Reproduce the listing verbatim.

-=-=-=-=-

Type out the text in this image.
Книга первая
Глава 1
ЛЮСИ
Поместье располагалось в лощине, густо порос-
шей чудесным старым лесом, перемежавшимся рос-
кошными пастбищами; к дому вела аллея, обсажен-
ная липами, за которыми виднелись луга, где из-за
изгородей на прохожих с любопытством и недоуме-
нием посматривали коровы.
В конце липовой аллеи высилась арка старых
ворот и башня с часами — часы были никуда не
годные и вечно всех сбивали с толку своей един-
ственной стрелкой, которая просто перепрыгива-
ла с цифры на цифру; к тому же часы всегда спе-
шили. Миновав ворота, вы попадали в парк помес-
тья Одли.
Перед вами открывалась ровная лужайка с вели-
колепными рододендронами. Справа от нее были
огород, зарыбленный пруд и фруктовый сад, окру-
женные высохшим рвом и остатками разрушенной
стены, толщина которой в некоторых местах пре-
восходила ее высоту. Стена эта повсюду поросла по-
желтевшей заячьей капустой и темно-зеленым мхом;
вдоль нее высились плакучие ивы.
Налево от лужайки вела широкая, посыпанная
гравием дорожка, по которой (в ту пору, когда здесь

-=-=-=-=-

» Solution to this task
Type out the text in this image.
Книга первая
Глава 1
ЛЮСИ
Поместье располагалось в лощине, густо порос-
шей чудесным старым лесом, перемежавшимся рос-
кошными пастбищами; к дому вела аллея, обсажен-
ная липами, за которыми виднелись луга, где из-за
изгородей на прохожих с любопытством и недоуме-
нием посматривали коровы.
В конце липовой аллеи высилась арка старых
ворот и башня с часами — часы были никуда не
годные и вечно всех сбивали с толку своей един-
ственной стрелкой, которая просто перепрыгива-
ла с цифры на цифру; к тому же часы всегда спе-
шили. Миновав ворота, вы попадали в парк помес-
тья Одли.
Перед вами открывалась ровная лужайка с вели-
колепными рододендронами. Справа от нее были
огород, зарыбленный пруд и фруктовый сад, окру-
женные высохшим рвом и остатками разрушенной
стены, толщина которой в некоторых местах пре-
восходила ее высоту. Стена эта повсюду поросла по-
желтевшей заячьей капустой и темно-зеленым мхом;
вдоль нее высились плакучие ивы.
Налево от лужайки вела широкая, посыпанная
гравием дорожка, по которой (в ту пору, когда здесь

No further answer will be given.